### Instructions for the task
Pull out each line of the data that includes the word "everyone".

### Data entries
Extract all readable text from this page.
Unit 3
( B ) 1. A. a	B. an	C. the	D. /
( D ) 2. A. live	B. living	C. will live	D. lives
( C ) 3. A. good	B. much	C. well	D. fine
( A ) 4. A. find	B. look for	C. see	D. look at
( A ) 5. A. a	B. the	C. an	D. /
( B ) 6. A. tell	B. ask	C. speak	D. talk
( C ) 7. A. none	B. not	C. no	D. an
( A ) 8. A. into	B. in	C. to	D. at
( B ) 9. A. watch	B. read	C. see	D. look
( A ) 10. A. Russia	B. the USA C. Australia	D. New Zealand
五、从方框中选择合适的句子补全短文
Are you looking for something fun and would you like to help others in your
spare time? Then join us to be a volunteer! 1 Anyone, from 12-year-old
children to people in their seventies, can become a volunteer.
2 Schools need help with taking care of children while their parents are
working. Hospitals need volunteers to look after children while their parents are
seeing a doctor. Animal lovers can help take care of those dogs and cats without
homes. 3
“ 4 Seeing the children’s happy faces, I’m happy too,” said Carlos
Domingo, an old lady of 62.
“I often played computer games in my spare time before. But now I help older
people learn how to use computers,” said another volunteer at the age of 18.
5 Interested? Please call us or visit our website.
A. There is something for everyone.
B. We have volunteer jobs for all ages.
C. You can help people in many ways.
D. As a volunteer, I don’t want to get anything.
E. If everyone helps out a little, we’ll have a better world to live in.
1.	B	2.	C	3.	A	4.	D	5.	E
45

### Right answer
A. There is something for everyone.
E. If everyone helps out a little, we’ll have a better world to live in.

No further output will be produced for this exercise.